#### Requirements:
1. For each statement (a), (b) and (c), say whether it agrees with the DMA command notes below. Answer yes or no, and quote the words from the notes that decide it.
(a) The command "port_init 0 0 32 0 0 1024 4096" sets up PF-0 with all 32 queues in MM-mode.
(b) The dst-addr parameter of dma_to_device applies only in ST mode.
(c) The port-id parameter accepts the values 0, 1 and 2.
2. Summarize the DMA command notes below in two sentences.
3. List every parameter that the DMA command notes below give for dma_to_device.

#### Passage to read:
· · ·

Other example options:
port_init 0 0 32 0 0 1024 4096
This initializes PF-0 with all 32 queues in MM-mode
port_init 0 0 32 16 16 1024 4096
This initializes PF-0 with First 16-queues in ST-mode and remaining 16-queues configured in MM-mode.
2) dma_to_device, is use to transmit the data to DMA with following parameters:
a) port-id: port-number ( 0 or 1 supported values)
b) num-queues: number of queues (this should be less-than equal to the 'testapp --q <number>' driver configured queue-number.
c) input-file: valid existing input file, with proper size.
d) dst-addr: Valid for MM mode only, the destination start address to DMA the data
e) size: size of data to be transferred from the above input-file.
f) iterations: number of loops to repeat the same transfer.
3) dma_from_device, is use to transmit the data to DMA with following parameters:
a) port-id: port-number ( 0 or 1 supported values)

· · ·

#### Given data:
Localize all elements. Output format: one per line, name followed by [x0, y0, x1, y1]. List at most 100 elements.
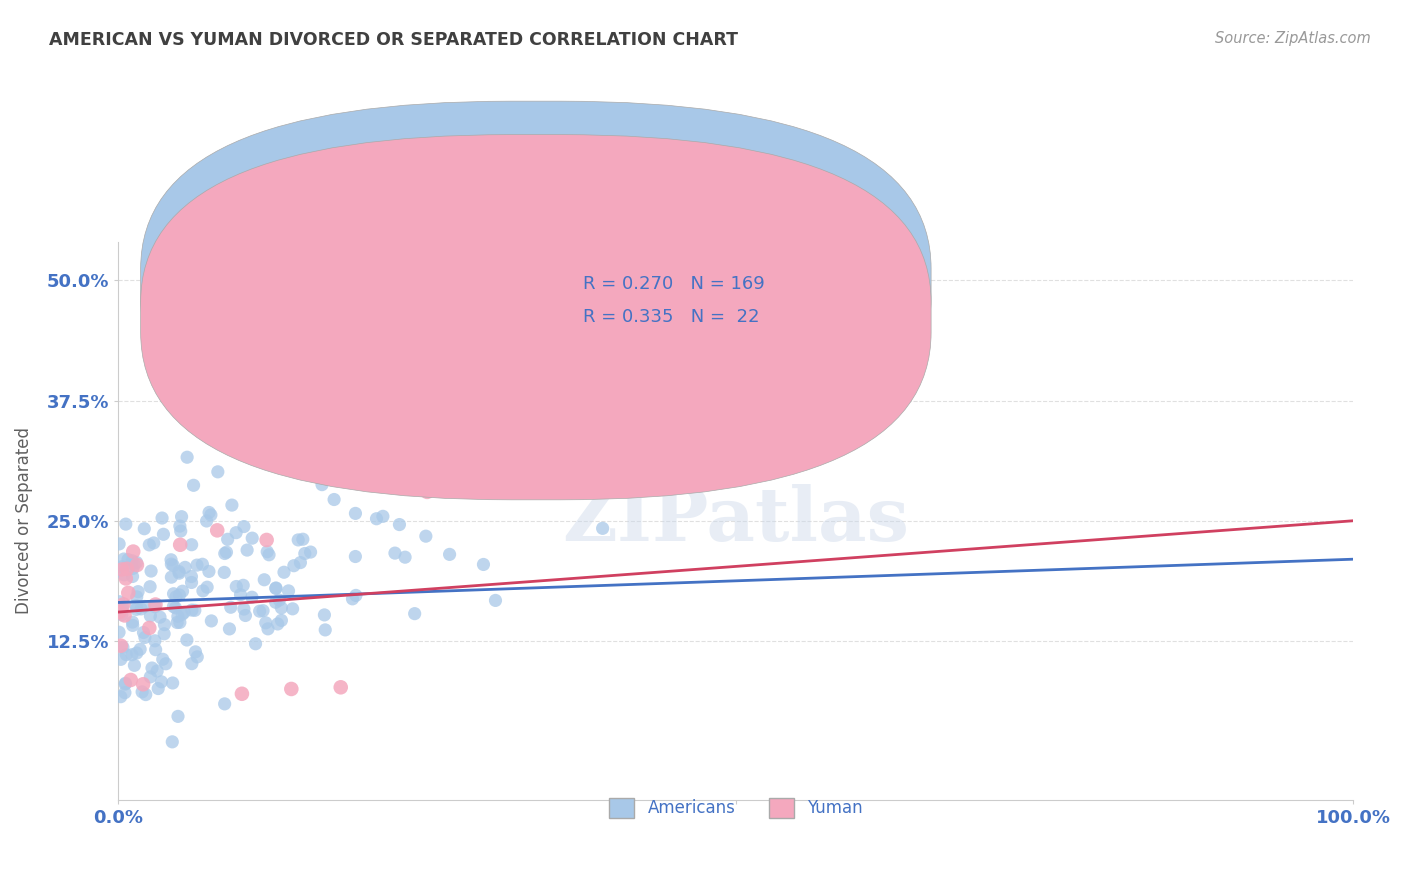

· · ·

#### Outputs in order:
1.
(a) Yes: "This initializes PF-0 with all 32 queues in MM-mode"
(b) No: "Valid for MM mode only, the destination start address to DMA the data"
(c) No: "( 0 or 1 supported values)"

2. The port_init command can set up PF-0 with all 32 queues in MM-mode, or with the first 16 queues in ST-mode and the remaining 16 in MM-mode. The dma_to_device command takes the parameters port-id, num-queues, input-file, dst-addr (valid for MM mode only), size and iterations, and the parameters of dma_from_device begin with port-id.

3.
port-id
num-queues
input-file
dst-addr
size
iterations